> _YOUR TASK_:
Output the entries word for word. Omit images.

Stored data entries:
++++++++++

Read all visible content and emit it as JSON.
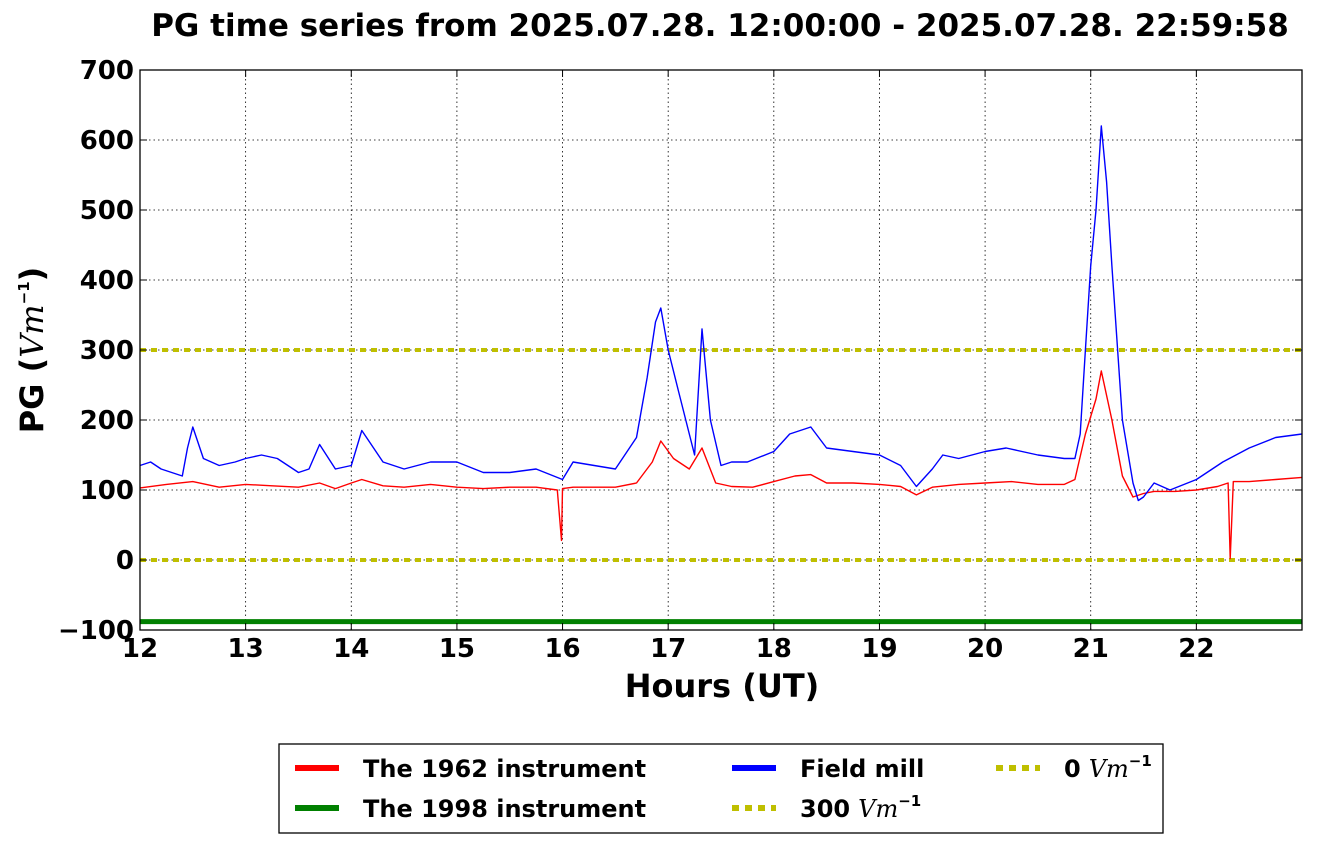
{
  "chart_data": {
    "type": "line",
    "title": "PG time series from 2025.07.28. 12:00:00 - 2025.07.28. 22:59:58",
    "xlabel": "Hours (UT)",
    "ylabel_main": "PG (",
    "ylabel_unit": "Vm",
    "ylabel_exp": "−1",
    "ylabel_close": ")",
    "xlim": [
      12,
      23
    ],
    "ylim": [
      -100,
      700
    ],
    "xticks": [
      12,
      13,
      14,
      15,
      16,
      17,
      18,
      19,
      20,
      21,
      22
    ],
    "xtick_labels": [
      "12",
      "13",
      "14",
      "15",
      "16",
      "17",
      "18",
      "19",
      "20",
      "21",
      "22"
    ],
    "yticks": [
      -100,
      0,
      100,
      200,
      300,
      400,
      500,
      600,
      700
    ],
    "ytick_labels": [
      "−100",
      "0",
      "100",
      "200",
      "300",
      "400",
      "500",
      "600",
      "700"
    ],
    "grid": true,
    "legend_position": "bottom-center",
    "series": [
      {
        "name": "The 1962 instrument",
        "color": "#ff0000",
        "style": "solid",
        "x": [
          12.0,
          12.25,
          12.5,
          12.75,
          13.0,
          13.25,
          13.5,
          13.7,
          13.85,
          14.0,
          14.1,
          14.3,
          14.5,
          14.75,
          15.0,
          15.25,
          15.5,
          15.75,
          15.95,
          15.99,
          16.0,
          16.1,
          16.3,
          16.5,
          16.7,
          16.85,
          16.93,
          17.05,
          17.2,
          17.32,
          17.45,
          17.6,
          17.8,
          18.0,
          18.2,
          18.35,
          18.5,
          18.75,
          19.0,
          19.2,
          19.35,
          19.5,
          19.75,
          20.0,
          20.25,
          20.5,
          20.75,
          20.85,
          20.95,
          21.05,
          21.1,
          21.2,
          21.3,
          21.4,
          21.5,
          21.6,
          21.8,
          22.0,
          22.2,
          22.3,
          22.32,
          22.35,
          22.5,
          22.75,
          23.0
        ],
        "y": [
          103,
          108,
          112,
          104,
          108,
          106,
          104,
          110,
          102,
          110,
          115,
          106,
          104,
          108,
          104,
          102,
          104,
          104,
          100,
          28,
          102,
          104,
          104,
          104,
          110,
          140,
          170,
          145,
          130,
          160,
          110,
          105,
          104,
          112,
          120,
          122,
          110,
          110,
          108,
          105,
          93,
          104,
          108,
          110,
          112,
          108,
          108,
          115,
          180,
          230,
          270,
          200,
          120,
          90,
          95,
          98,
          98,
          100,
          105,
          110,
          2,
          112,
          112,
          115,
          118
        ]
      },
      {
        "name": "The 1998 instrument",
        "color": "#008000",
        "style": "solid",
        "x": [
          12,
          23
        ],
        "y": [
          -88,
          -88
        ]
      },
      {
        "name": "Field mill",
        "color": "#0000ff",
        "style": "solid",
        "x": [
          12.0,
          12.1,
          12.2,
          12.3,
          12.4,
          12.45,
          12.5,
          12.6,
          12.75,
          12.9,
          13.0,
          13.15,
          13.3,
          13.5,
          13.6,
          13.7,
          13.85,
          14.0,
          14.1,
          14.3,
          14.5,
          14.75,
          15.0,
          15.25,
          15.5,
          15.75,
          16.0,
          16.1,
          16.3,
          16.5,
          16.7,
          16.8,
          16.88,
          16.93,
          17.0,
          17.1,
          17.25,
          17.32,
          17.4,
          17.5,
          17.6,
          17.75,
          18.0,
          18.15,
          18.35,
          18.5,
          18.75,
          19.0,
          19.2,
          19.35,
          19.5,
          19.6,
          19.75,
          20.0,
          20.2,
          20.5,
          20.75,
          20.85,
          20.9,
          20.95,
          21.0,
          21.05,
          21.1,
          21.15,
          21.2,
          21.3,
          21.4,
          21.45,
          21.5,
          21.6,
          21.75,
          22.0,
          22.25,
          22.5,
          22.75,
          23.0
        ],
        "y": [
          135,
          140,
          130,
          125,
          120,
          160,
          190,
          145,
          135,
          140,
          145,
          150,
          145,
          125,
          130,
          165,
          130,
          135,
          185,
          140,
          130,
          140,
          140,
          125,
          125,
          130,
          115,
          140,
          135,
          130,
          175,
          260,
          340,
          360,
          300,
          240,
          150,
          330,
          200,
          135,
          140,
          140,
          155,
          180,
          190,
          160,
          155,
          150,
          135,
          105,
          130,
          150,
          145,
          155,
          160,
          150,
          145,
          145,
          180,
          300,
          420,
          500,
          620,
          540,
          420,
          200,
          110,
          85,
          90,
          110,
          100,
          115,
          140,
          160,
          175,
          180
        ]
      },
      {
        "name": "300",
        "unit_label": "Vm",
        "unit_exp": "−1",
        "color": "#bfbf00",
        "style": "dotted",
        "x": [
          12,
          23
        ],
        "y": [
          300,
          300
        ]
      },
      {
        "name": "0",
        "unit_label": "Vm",
        "unit_exp": "−1",
        "color": "#bfbf00",
        "style": "dotted",
        "x": [
          12,
          23
        ],
        "y": [
          0,
          0
        ]
      }
    ]
  }
}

++++++++++

> _COMPLETE ANSWER_:
Read all visible content and emit it as JSON.
{
  "chart_data": {
    "type": "line",
    "title": "PG time series from 2025.07.28. 12:00:00 - 2025.07.28. 22:59:58",
    "xlabel": "Hours (UT)",
    "ylabel_main": "PG (",
    "ylabel_unit": "Vm",
    "ylabel_exp": "−1",
    "ylabel_close": ")",
    "xlim": [
      12,
      23
    ],
    "ylim": [
      -100,
      700
    ],
    "xticks": [
      12,
      13,
      14,
      15,
      16,
      17,
      18,
      19,
      20,
      21,
      22
    ],
    "xtick_labels": [
      "12",
      "13",
      "14",
      "15",
      "16",
      "17",
      "18",
      "19",
      "20",
      "21",
      "22"
    ],
    "yticks": [
      -100,
      0,
      100,
      200,
      300,
      400,
      500,
      600,
      700
    ],
    "ytick_labels": [
      "−100",
      "0",
      "100",
      "200",
      "300",
      "400",
      "500",
      "600",
      "700"
    ],
    "grid": true,
    "legend_position": "bottom-center",
    "series": [
      {
        "name": "The 1962 instrument",
        "color": "#ff0000",
        "style": "solid",
        "x": [
          12.0,
          12.25,
          12.5,
          12.75,
          13.0,
          13.25,
          13.5,
          13.7,
          13.85,
          14.0,
          14.1,
          14.3,
          14.5,
          14.75,
          15.0,
          15.25,
          15.5,
          15.75,
          15.95,
          15.99,
          16.0,
          16.1,
          16.3,
          16.5,
          16.7,
          16.85,
          16.93,
          17.05,
          17.2,
          17.32,
          17.45,
          17.6,
          17.8,
          18.0,
          18.2,
          18.35,
          18.5,
          18.75,
          19.0,
          19.2,
          19.35,
          19.5,
          19.75,
          20.0,
          20.25,
          20.5,
          20.75,
          20.85,
          20.95,
          21.05,
          21.1,
          21.2,
          21.3,
          21.4,
          21.5,
          21.6,
          21.8,
          22.0,
          22.2,
          22.3,
          22.32,
          22.35,
          22.5,
          22.75,
          23.0
        ],
        "y": [
          103,
          108,
          112,
          104,
          108,
          106,
          104,
          110,
          102,
          110,
          115,
          106,
          104,
          108,
          104,
          102,
          104,
          104,
          100,
          28,
          102,
          104,
          104,
          104,
          110,
          140,
          170,
          145,
          130,
          160,
          110,
          105,
          104,
          112,
          120,
          122,
          110,
          110,
          108,
          105,
          93,
          104,
          108,
          110,
          112,
          108,
          108,
          115,
          180,
          230,
          270,
          200,
          120,
          90,
          95,
          98,
          98,
          100,
          105,
          110,
          2,
          112,
          112,
          115,
          118
        ]
      },
      {
        "name": "The 1998 instrument",
        "color": "#008000",
        "style": "solid",
        "x": [
          12,
          23
        ],
        "y": [
          -88,
          -88
        ]
      },
      {
        "name": "Field mill",
        "color": "#0000ff",
        "style": "solid",
        "x": [
          12.0,
          12.1,
          12.2,
          12.3,
          12.4,
          12.45,
          12.5,
          12.6,
          12.75,
          12.9,
          13.0,
          13.15,
          13.3,
          13.5,
          13.6,
          13.7,
          13.85,
          14.0,
          14.1,
          14.3,
          14.5,
          14.75,
          15.0,
          15.25,
          15.5,
          15.75,
          16.0,
          16.1,
          16.3,
          16.5,
          16.7,
          16.8,
          16.88,
          16.93,
          17.0,
          17.1,
          17.25,
          17.32,
          17.4,
          17.5,
          17.6,
          17.75,
          18.0,
          18.15,
          18.35,
          18.5,
          18.75,
          19.0,
          19.2,
          19.35,
          19.5,
          19.6,
          19.75,
          20.0,
          20.2,
          20.5,
          20.75,
          20.85,
          20.9,
          20.95,
          21.0,
          21.05,
          21.1,
          21.15,
          21.2,
          21.3,
          21.4,
          21.45,
          21.5,
          21.6,
          21.75,
          22.0,
          22.25,
          22.5,
          22.75,
          23.0
        ],
        "y": [
          135,
          140,
          130,
          125,
          120,
          160,
          190,
          145,
          135,
          140,
          145,
          150,
          145,
          125,
          130,
          165,
          130,
          135,
          185,
          140,
          130,
          140,
          140,
          125,
          125,
          130,
          115,
          140,
          135,
          130,
          175,
          260,
          340,
          360,
          300,
          240,
          150,
          330,
          200,
          135,
          140,
          140,
          155,
          180,
          190,
          160,
          155,
          150,
          135,
          105,
          130,
          150,
          145,
          155,
          160,
          150,
          145,
          145,
          180,
          300,
          420,
          500,
          620,
          540,
          420,
          200,
          110,
          85,
          90,
          110,
          100,
          115,
          140,
          160,
          175,
          180
        ]
      },
      {
        "name": "300",
        "unit_label": "Vm",
        "unit_exp": "−1",
        "color": "#bfbf00",
        "style": "dotted",
        "x": [
          12,
          23
        ],
        "y": [
          300,
          300
        ]
      },
      {
        "name": "0",
        "unit_label": "Vm",
        "unit_exp": "−1",
        "color": "#bfbf00",
        "style": "dotted",
        "x": [
          12,
          23
        ],
        "y": [
          0,
          0
        ]
      }
    ]
  }
}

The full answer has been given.